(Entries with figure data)
++++++++++
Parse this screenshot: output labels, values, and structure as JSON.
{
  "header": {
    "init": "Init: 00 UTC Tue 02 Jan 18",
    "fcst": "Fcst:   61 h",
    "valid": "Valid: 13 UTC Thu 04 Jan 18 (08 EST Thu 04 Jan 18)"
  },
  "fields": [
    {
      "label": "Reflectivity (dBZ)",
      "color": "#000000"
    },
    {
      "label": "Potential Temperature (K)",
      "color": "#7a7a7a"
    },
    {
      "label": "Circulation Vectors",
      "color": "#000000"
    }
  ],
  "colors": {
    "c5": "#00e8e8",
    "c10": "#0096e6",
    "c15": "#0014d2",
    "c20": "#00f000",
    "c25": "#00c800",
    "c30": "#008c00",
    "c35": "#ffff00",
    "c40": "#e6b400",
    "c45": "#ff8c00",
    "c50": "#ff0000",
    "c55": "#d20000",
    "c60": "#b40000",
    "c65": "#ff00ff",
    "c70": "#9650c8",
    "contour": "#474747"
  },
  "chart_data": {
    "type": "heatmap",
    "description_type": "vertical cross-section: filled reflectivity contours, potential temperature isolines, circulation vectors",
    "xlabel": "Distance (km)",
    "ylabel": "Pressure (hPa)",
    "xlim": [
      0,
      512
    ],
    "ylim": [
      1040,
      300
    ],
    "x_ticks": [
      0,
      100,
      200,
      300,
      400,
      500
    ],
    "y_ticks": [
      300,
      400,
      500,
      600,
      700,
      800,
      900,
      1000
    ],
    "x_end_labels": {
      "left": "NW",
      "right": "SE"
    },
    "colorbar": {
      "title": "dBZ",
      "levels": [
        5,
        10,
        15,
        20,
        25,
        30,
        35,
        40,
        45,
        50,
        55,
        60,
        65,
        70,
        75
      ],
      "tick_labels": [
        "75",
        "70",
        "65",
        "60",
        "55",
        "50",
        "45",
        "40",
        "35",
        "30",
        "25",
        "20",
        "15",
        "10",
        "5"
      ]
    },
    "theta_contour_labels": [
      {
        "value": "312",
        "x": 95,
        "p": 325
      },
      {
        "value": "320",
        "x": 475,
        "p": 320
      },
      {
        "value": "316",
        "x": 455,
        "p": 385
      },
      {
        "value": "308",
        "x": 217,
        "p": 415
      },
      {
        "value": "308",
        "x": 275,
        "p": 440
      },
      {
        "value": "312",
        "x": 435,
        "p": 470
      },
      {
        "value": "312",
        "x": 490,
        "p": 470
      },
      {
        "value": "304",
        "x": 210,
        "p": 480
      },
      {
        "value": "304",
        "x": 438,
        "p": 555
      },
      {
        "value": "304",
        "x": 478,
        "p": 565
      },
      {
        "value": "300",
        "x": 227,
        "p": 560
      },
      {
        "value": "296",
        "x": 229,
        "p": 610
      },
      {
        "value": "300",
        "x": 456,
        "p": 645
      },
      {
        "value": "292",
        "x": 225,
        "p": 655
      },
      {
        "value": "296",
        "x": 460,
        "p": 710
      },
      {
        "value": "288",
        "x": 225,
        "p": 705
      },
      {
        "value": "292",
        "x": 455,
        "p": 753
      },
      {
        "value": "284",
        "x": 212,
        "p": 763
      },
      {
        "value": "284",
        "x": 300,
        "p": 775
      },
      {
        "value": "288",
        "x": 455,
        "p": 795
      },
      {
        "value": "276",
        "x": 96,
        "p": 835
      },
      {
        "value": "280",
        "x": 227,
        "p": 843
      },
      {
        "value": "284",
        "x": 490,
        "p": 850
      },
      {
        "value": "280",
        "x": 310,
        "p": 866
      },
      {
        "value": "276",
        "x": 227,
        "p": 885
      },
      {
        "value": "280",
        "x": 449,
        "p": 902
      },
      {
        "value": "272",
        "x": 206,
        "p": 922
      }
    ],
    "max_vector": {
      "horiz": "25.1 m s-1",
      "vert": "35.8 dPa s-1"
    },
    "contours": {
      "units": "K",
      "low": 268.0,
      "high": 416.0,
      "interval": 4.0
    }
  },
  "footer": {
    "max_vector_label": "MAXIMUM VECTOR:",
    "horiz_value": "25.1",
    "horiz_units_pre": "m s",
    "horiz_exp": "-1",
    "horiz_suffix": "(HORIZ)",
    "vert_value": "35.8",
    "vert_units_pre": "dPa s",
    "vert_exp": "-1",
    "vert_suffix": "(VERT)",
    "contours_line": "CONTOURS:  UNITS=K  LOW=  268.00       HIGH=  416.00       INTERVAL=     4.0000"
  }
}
++++++++++
> STATED EXERCISE: Provide all the records again, word for word.

> FINAL ANSWER:
Parse this screenshot: output labels, values, and structure as JSON.
{
  "header": {
    "init": "Init: 00 UTC Tue 02 Jan 18",
    "fcst": "Fcst:   61 h",
    "valid": "Valid: 13 UTC Thu 04 Jan 18 (08 EST Thu 04 Jan 18)"
  },
  "fields": [
    {
      "label": "Reflectivity (dBZ)",
      "color": "#000000"
    },
    {
      "label": "Potential Temperature (K)",
      "color": "#7a7a7a"
    },
    {
      "label": "Circulation Vectors",
      "color": "#000000"
    }
  ],
  "colors": {
    "c5": "#00e8e8",
    "c10": "#0096e6",
    "c15": "#0014d2",
    "c20": "#00f000",
    "c25": "#00c800",
    "c30": "#008c00",
    "c35": "#ffff00",
    "c40": "#e6b400",
    "c45": "#ff8c00",
    "c50": "#ff0000",
    "c55": "#d20000",
    "c60": "#b40000",
    "c65": "#ff00ff",
    "c70": "#9650c8",
    "contour": "#474747"
  },
  "chart_data": {
    "type": "heatmap",
    "description_type": "vertical cross-section: filled reflectivity contours, potential temperature isolines, circulation vectors",
    "xlabel": "Distance (km)",
    "ylabel": "Pressure (hPa)",
    "xlim": [
      0,
      512
    ],
    "ylim": [
      1040,
      300
    ],
    "x_ticks": [
      0,
      100,
      200,
      300,
      400,
      500
    ],
    "y_ticks": [
      300,
      400,
      500,
      600,
      700,
      800,
      900,
      1000
    ],
    "x_end_labels": {
      "left": "NW",
      "right": "SE"
    },
    "colorbar": {
      "title": "dBZ",
      "levels": [
        5,
        10,
        15,
        20,
        25,
        30,
        35,
        40,
        45,
        50,
        55,
        60,
        65,
        70,
        75
      ],
      "tick_labels": [
        "75",
        "70",
        "65",
        "60",
        "55",
        "50",
        "45",
        "40",
        "35",
        "30",
        "25",
        "20",
        "15",
        "10",
        "5"
      ]
    },
    "theta_contour_labels": [
      {
        "value": "312",
        "x": 95,
        "p": 325
      },
      {
        "value": "320",
        "x": 475,
        "p": 320
      },
      {
        "value": "316",
        "x": 455,
        "p": 385
      },
      {
        "value": "308",
        "x": 217,
        "p": 415
      },
      {
        "value": "308",
        "x": 275,
        "p": 440
      },
      {
        "value": "312",
        "x": 435,
        "p": 470
      },
      {
        "value": "312",
        "x": 490,
        "p": 470
      },
      {
        "value": "304",
        "x": 210,
        "p": 480
      },
      {
        "value": "304",
        "x": 438,
        "p": 555
      },
      {
        "value": "304",
        "x": 478,
        "p": 565
      },
      {
        "value": "300",
        "x": 227,
        "p": 560
      },
      {
        "value": "296",
        "x": 229,
        "p": 610
      },
      {
        "value": "300",
        "x": 456,
        "p": 645
      },
      {
        "value": "292",
        "x": 225,
        "p": 655
      },
      {
        "value": "296",
        "x": 460,
        "p": 710
      },
      {
        "value": "288",
        "x": 225,
        "p": 705
      },
      {
        "value": "292",
        "x": 455,
        "p": 753
      },
      {
        "value": "284",
        "x": 212,
        "p": 763
      },
      {
        "value": "284",
        "x": 300,
        "p": 775
      },
      {
        "value": "288",
        "x": 455,
        "p": 795
      },
      {
        "value": "276",
        "x": 96,
        "p": 835
      },
      {
        "value": "280",
        "x": 227,
        "p": 843
      },
      {
        "value": "284",
        "x": 490,
        "p": 850
      },
      {
        "value": "280",
        "x": 310,
        "p": 866
      },
      {
        "value": "276",
        "x": 227,
        "p": 885
      },
      {
        "value": "280",
        "x": 449,
        "p": 902
      },
      {
        "value": "272",
        "x": 206,
        "p": 922
      }
    ],
    "max_vector": {
      "horiz": "25.1 m s-1",
      "vert": "35.8 dPa s-1"
    },
    "contours": {
      "units": "K",
      "low": 268.0,
      "high": 416.0,
      "interval": 4.0
    }
  },
  "footer": {
    "max_vector_label": "MAXIMUM VECTOR:",
    "horiz_value": "25.1",
    "horiz_units_pre": "m s",
    "horiz_exp": "-1",
    "horiz_suffix": "(HORIZ)",
    "vert_value": "35.8",
    "vert_units_pre": "dPa s",
    "vert_exp": "-1",
    "vert_suffix": "(VERT)",
    "contours_line": "CONTOURS:  UNITS=K  LOW=  268.00       HIGH=  416.00       INTERVAL=     4.0000"
  }
}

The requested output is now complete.